### Условие задания
Пожалуйста, ответьте на вопросы по тексту страницы ниже:
1. Как местные жители называют монументальный комплекс героям-артиллеристам?
2. В честь кого из артиллеристов в Ростове названы улицы?
3. Какое произведение Шопена знал Сергей Оганян?

### Текст страницы
╭──

Шестнадцать и пятьдесят

Какими на самом деле были погибшие артиллеристы из батареи Оганяна

«Пушка» – так местные называют монументальный комплекс героям-артиллеристам, погибшим на кургане Бербер-Оба в бое с немецкими танкистами в Мясниковском районе. В честь двух артиллеристов в Ростове названы улицы – Вавилова и Оганова. В канун 76-й годовщины освобождения города рассказываем, кем были солдаты, погибшие на кургане. 

Путь на фронт

Сергей Оганян, командир батареи, в юности обожал играть на рояле и гонять в футбол. Он знал двенадцатый прелюд Шопена. Как-то после футбола он пришёл домой, налил воды и умывался. Подошедшая мать заметила у мальчика на правой ноге, у большого пальца, татуи­ровку, пишет Михаил Котов в книге «На Южном фронте».

╰──

### Исходные данные
╭──

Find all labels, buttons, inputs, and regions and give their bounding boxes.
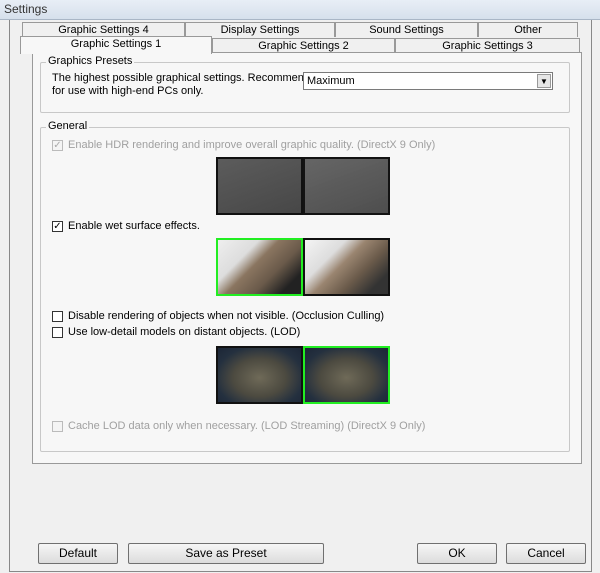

╰──

### Ответ к заданию
1. «Пушка».
2. В честь Вавилова и Оганова.
3. Двенадцатый прелюд.